EXTRAIT DE PAGE.
Le 9 mai, les ministres des Finances de la zone euro sont réunis à Bruxelles. A l’ordre du jour ? La validation des réformes engagées par Alexis Tispras. Ce sont elles qui conditionnent le versement des prochaines tranches d’aide. Mi-juillet, Athènes devra rembourser cinq milliards d’euros à la Banque centrale européenne. Des dettes pour des dettes. Seule lueur d’espoir : l'annulation d'une partie de la dette grecque. Elle sera discutée pour la première fois depuis plusieurs années. N’en déplaise à monsieur Schäuble.

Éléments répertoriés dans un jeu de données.
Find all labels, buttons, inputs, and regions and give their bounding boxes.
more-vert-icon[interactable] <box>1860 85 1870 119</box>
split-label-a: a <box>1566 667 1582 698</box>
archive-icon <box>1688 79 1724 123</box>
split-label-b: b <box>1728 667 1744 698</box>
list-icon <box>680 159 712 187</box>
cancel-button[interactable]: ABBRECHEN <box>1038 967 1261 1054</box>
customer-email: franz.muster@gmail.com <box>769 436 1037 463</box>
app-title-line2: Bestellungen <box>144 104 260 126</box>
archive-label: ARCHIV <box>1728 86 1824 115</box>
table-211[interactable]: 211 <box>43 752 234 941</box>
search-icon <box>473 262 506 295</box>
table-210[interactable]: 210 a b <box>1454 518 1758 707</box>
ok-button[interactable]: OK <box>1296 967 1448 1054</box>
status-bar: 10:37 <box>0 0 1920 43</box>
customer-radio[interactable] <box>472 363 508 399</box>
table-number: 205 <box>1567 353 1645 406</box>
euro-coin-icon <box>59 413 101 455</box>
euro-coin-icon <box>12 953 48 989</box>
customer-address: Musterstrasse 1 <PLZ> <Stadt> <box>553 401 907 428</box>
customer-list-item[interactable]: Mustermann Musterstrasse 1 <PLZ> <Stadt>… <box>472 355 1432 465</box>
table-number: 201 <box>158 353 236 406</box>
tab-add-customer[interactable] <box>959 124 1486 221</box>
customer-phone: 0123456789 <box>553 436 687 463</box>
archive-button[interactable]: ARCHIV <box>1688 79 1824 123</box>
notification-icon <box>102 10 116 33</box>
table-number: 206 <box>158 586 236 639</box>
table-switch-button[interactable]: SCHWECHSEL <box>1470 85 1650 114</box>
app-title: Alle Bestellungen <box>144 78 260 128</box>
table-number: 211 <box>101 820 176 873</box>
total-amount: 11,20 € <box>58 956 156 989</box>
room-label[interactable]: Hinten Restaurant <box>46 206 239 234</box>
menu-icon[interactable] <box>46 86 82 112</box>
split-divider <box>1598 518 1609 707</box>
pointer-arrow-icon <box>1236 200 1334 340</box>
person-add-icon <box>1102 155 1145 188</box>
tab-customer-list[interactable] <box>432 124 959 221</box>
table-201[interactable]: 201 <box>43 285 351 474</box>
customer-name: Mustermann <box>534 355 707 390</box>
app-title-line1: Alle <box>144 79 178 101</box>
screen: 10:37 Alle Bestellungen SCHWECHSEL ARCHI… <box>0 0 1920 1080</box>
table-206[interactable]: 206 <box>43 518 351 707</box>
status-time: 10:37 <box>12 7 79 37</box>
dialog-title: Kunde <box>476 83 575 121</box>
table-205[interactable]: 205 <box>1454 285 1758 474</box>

VOS TÂCHES.
1. Indiquez si chacune des affirmations suivantes concorde avec l'extrait de page : (a) les ministres des Finances de la zone euro se réunissent à Bruxelles ; (b) Athènes devra rembourser dix milliards d'euros à la Banque centrale européenne ; (c) l'annulation d'une partie de la dette grecque sera discutée pour la première fois depuis plusieurs années.
2. Présentez sous forme de liste les faits principaux du paragraphe de l'extrait de page qui commence par « Le 9 mai ».
3. Mettez à jour l'extrait de page en le reprenant à partir de « Le 9 mai, les » et jusqu'à « à monsieur Schäuble. », en remplaçant « Bruxelles » par « Luxembourg ».

CORRIGÉ DES EXERCICES.
1.
(a) Oui : « Le 9 mai, les ministres des Finances de la zone euro sont réunis à Bruxelles. »
(b) Non : « Mi-juillet, Athènes devra rembourser cinq milliards d’euros à la Banque centrale européenne. »
(c) Oui : « Elle sera discutée pour la première fois depuis plusieurs années. »

2.
- Le 9 mai, les ministres des Finances de la zone euro sont réunis à Bruxelles.
- Ils doivent valider les réformes engagées par Alexis Tispras.
- Le versement des prochaines tranches d'aide dépend de ces réformes.
- Mi-juillet, Athènes devra rembourser cinq milliards d'euros à la Banque centrale européenne.
- L'annulation d'une partie de la dette grecque sera discutée pour la première fois depuis plusieurs années.

3.
Le 9 mai, les ministres des Finances de la zone euro sont réunis à Luxembourg. A l’ordre du jour ? La validation des réformes engagées par Alexis Tispras. Ce sont elles qui conditionnent le versement des prochaines tranches d’aide. Mi-juillet, Athènes devra rembourser cinq milliards d’euros à la Banque centrale européenne. Des dettes pour des dettes. Seule lueur d’espoir : l'annulation d'une partie de la dette grecque. Elle sera discutée pour la première fois depuis plusieurs années. N’en déplaise à monsieur Schäuble.